TASK DETAILS:
All of the data should be output character for character, except the pictures.

---------------

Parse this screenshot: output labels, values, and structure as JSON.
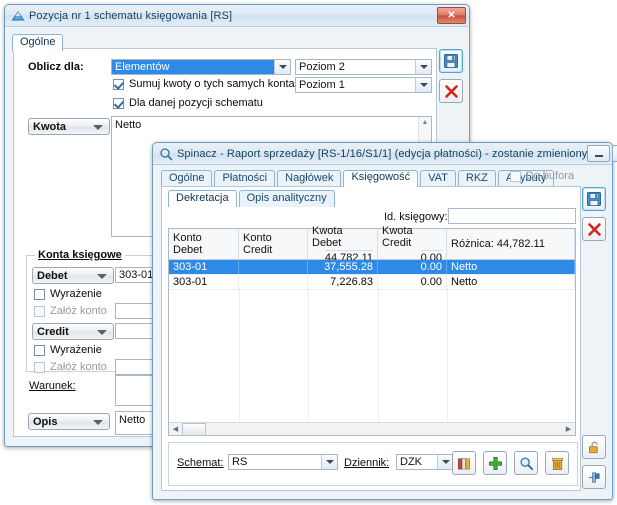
{
  "window1": {
    "title": "Pozycja nr 1 schematu księgowania [RS]",
    "icon": "blue-triangle-icon",
    "close_label": "✕",
    "tabs": [
      {
        "label": "Ogólne",
        "active": true
      }
    ],
    "oblicz_label": "Oblicz dla:",
    "oblicz_value": "Elementów",
    "poziom2": "Poziom 2",
    "poziom1": "Poziom 1",
    "check_sumuj": "Sumuj kwoty o tych samych kontach",
    "check_dla_danej": "Dla danej pozycji schematu",
    "kwota_label": "Kwota",
    "kwota_value": "Netto",
    "konta_group": "Konta księgowe",
    "debet_label": "Debet",
    "debet_value": "303-01",
    "credit_label": "Credit",
    "credit_value": "",
    "wyrazenie_label": "Wyrażenie",
    "zaloz_konto_label": "Załóż konto",
    "warunek_label": "Warunek:",
    "warunek_value": "",
    "opis_label": "Opis",
    "opis_value": "Netto",
    "side_buttons": [
      {
        "name": "save-button",
        "icon": "floppy-disk-icon"
      },
      {
        "name": "cancel-button",
        "icon": "red-x-icon"
      }
    ]
  },
  "window2": {
    "title": "Spinacz - Raport sprzedaży [RS-1/16/S1/1] (edycja płatności) - zostanie zmieniony",
    "icon": "magnifier-icon",
    "tabs": [
      {
        "label": "Ogólne",
        "active": false
      },
      {
        "label": "Płatności",
        "active": false
      },
      {
        "label": "Nagłówek",
        "active": false
      },
      {
        "label": "Księgowość",
        "active": true
      },
      {
        "label": "VAT",
        "active": false
      },
      {
        "label": "RKZ",
        "active": false
      },
      {
        "label": "Atrybuty",
        "active": false
      }
    ],
    "do_bufora_label": "Do bufora",
    "do_bufora_checked": false,
    "subtabs": [
      {
        "label": "Dekretacja",
        "active": true
      },
      {
        "label": "Opis analityczny",
        "active": false
      }
    ],
    "id_ksiegowy_label": "Id. księgowy:",
    "id_ksiegowy_value": "",
    "grid": {
      "columns": [
        "Konto Debet",
        "Konto Credit",
        "Kwota Debet",
        "Kwota Credit",
        "Różnica: 44,782.11"
      ],
      "sums": [
        "",
        "",
        "44,782.11",
        "0.00",
        ""
      ],
      "rows": [
        {
          "cells": [
            "303-01",
            "",
            "37,555.28",
            "0.00",
            "Netto"
          ],
          "selected": true
        },
        {
          "cells": [
            "303-01",
            "",
            "7,226.83",
            "0.00",
            "Netto"
          ],
          "selected": false
        }
      ]
    },
    "schemat_label": "Schemat:",
    "schemat_value": "RS",
    "dziennik_label": "Dziennik:",
    "dziennik_value": "DZK",
    "grid_buttons": [
      {
        "name": "journals-button",
        "icon": "books-icon"
      },
      {
        "name": "add-button",
        "icon": "green-plus-icon"
      },
      {
        "name": "preview-button",
        "icon": "magnifier-icon"
      },
      {
        "name": "delete-button",
        "icon": "trash-icon"
      }
    ],
    "side_buttons": [
      {
        "name": "save-button",
        "icon": "floppy-disk-icon"
      },
      {
        "name": "cancel-button",
        "icon": "red-x-icon"
      },
      {
        "name": "unlock-button",
        "icon": "padlock-open-icon"
      },
      {
        "name": "pin-button",
        "icon": "pin-icon"
      }
    ],
    "titlebar_buttons": [
      {
        "name": "minimize-button",
        "glyph": "—"
      },
      {
        "name": "maximize-button",
        "glyph": "▭"
      },
      {
        "name": "close-button",
        "glyph": "✕"
      }
    ]
  },
  "colors": {
    "selection": "#2e8ae6",
    "window_border": "#6d9dc5",
    "title_text": "#16435f"
  }
}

---------------

EXERCISE RESPONSE:
Parse this screenshot: output labels, values, and structure as JSON.
{
  "window1": {
    "title": "Pozycja nr 1 schematu księgowania [RS]",
    "icon": "blue-triangle-icon",
    "close_label": "✕",
    "tabs": [
      {
        "label": "Ogólne",
        "active": true
      }
    ],
    "oblicz_label": "Oblicz dla:",
    "oblicz_value": "Elementów",
    "poziom2": "Poziom 2",
    "poziom1": "Poziom 1",
    "check_sumuj": "Sumuj kwoty o tych samych kontach",
    "check_dla_danej": "Dla danej pozycji schematu",
    "kwota_label": "Kwota",
    "kwota_value": "Netto",
    "konta_group": "Konta księgowe",
    "debet_label": "Debet",
    "debet_value": "303-01",
    "credit_label": "Credit",
    "credit_value": "",
    "wyrazenie_label": "Wyrażenie",
    "zaloz_konto_label": "Załóż konto",
    "warunek_label": "Warunek:",
    "warunek_value": "",
    "opis_label": "Opis",
    "opis_value": "Netto",
    "side_buttons": [
      {
        "name": "save-button",
        "icon": "floppy-disk-icon"
      },
      {
        "name": "cancel-button",
        "icon": "red-x-icon"
      }
    ]
  },
  "window2": {
    "title": "Spinacz - Raport sprzedaży [RS-1/16/S1/1] (edycja płatności) - zostanie zmieniony",
    "icon": "magnifier-icon",
    "tabs": [
      {
        "label": "Ogólne",
        "active": false
      },
      {
        "label": "Płatności",
        "active": false
      },
      {
        "label": "Nagłówek",
        "active": false
      },
      {
        "label": "Księgowość",
        "active": true
      },
      {
        "label": "VAT",
        "active": false
      },
      {
        "label": "RKZ",
        "active": false
      },
      {
        "label": "Atrybuty",
        "active": false
      }
    ],
    "do_bufora_label": "Do bufora",
    "do_bufora_checked": false,
    "subtabs": [
      {
        "label": "Dekretacja",
        "active": true
      },
      {
        "label": "Opis analityczny",
        "active": false
      }
    ],
    "id_ksiegowy_label": "Id. księgowy:",
    "id_ksiegowy_value": "",
    "grid": {
      "columns": [
        "Konto Debet",
        "Konto Credit",
        "Kwota Debet",
        "Kwota Credit",
        "Różnica: 44,782.11"
      ],
      "sums": [
        "",
        "",
        "44,782.11",
        "0.00",
        ""
      ],
      "rows": [
        {
          "cells": [
            "303-01",
            "",
            "37,555.28",
            "0.00",
            "Netto"
          ],
          "selected": true
        },
        {
          "cells": [
            "303-01",
            "",
            "7,226.83",
            "0.00",
            "Netto"
          ],
          "selected": false
        }
      ]
    },
    "schemat_label": "Schemat:",
    "schemat_value": "RS",
    "dziennik_label": "Dziennik:",
    "dziennik_value": "DZK",
    "grid_buttons": [
      {
        "name": "journals-button",
        "icon": "books-icon"
      },
      {
        "name": "add-button",
        "icon": "green-plus-icon"
      },
      {
        "name": "preview-button",
        "icon": "magnifier-icon"
      },
      {
        "name": "delete-button",
        "icon": "trash-icon"
      }
    ],
    "side_buttons": [
      {
        "name": "save-button",
        "icon": "floppy-disk-icon"
      },
      {
        "name": "cancel-button",
        "icon": "red-x-icon"
      },
      {
        "name": "unlock-button",
        "icon": "padlock-open-icon"
      },
      {
        "name": "pin-button",
        "icon": "pin-icon"
      }
    ],
    "titlebar_buttons": [
      {
        "name": "minimize-button",
        "glyph": "—"
      },
      {
        "name": "maximize-button",
        "glyph": "▭"
      },
      {
        "name": "close-button",
        "glyph": "✕"
      }
    ]
  },
  "colors": {
    "selection": "#2e8ae6",
    "window_border": "#6d9dc5",
    "title_text": "#16435f"
  }
}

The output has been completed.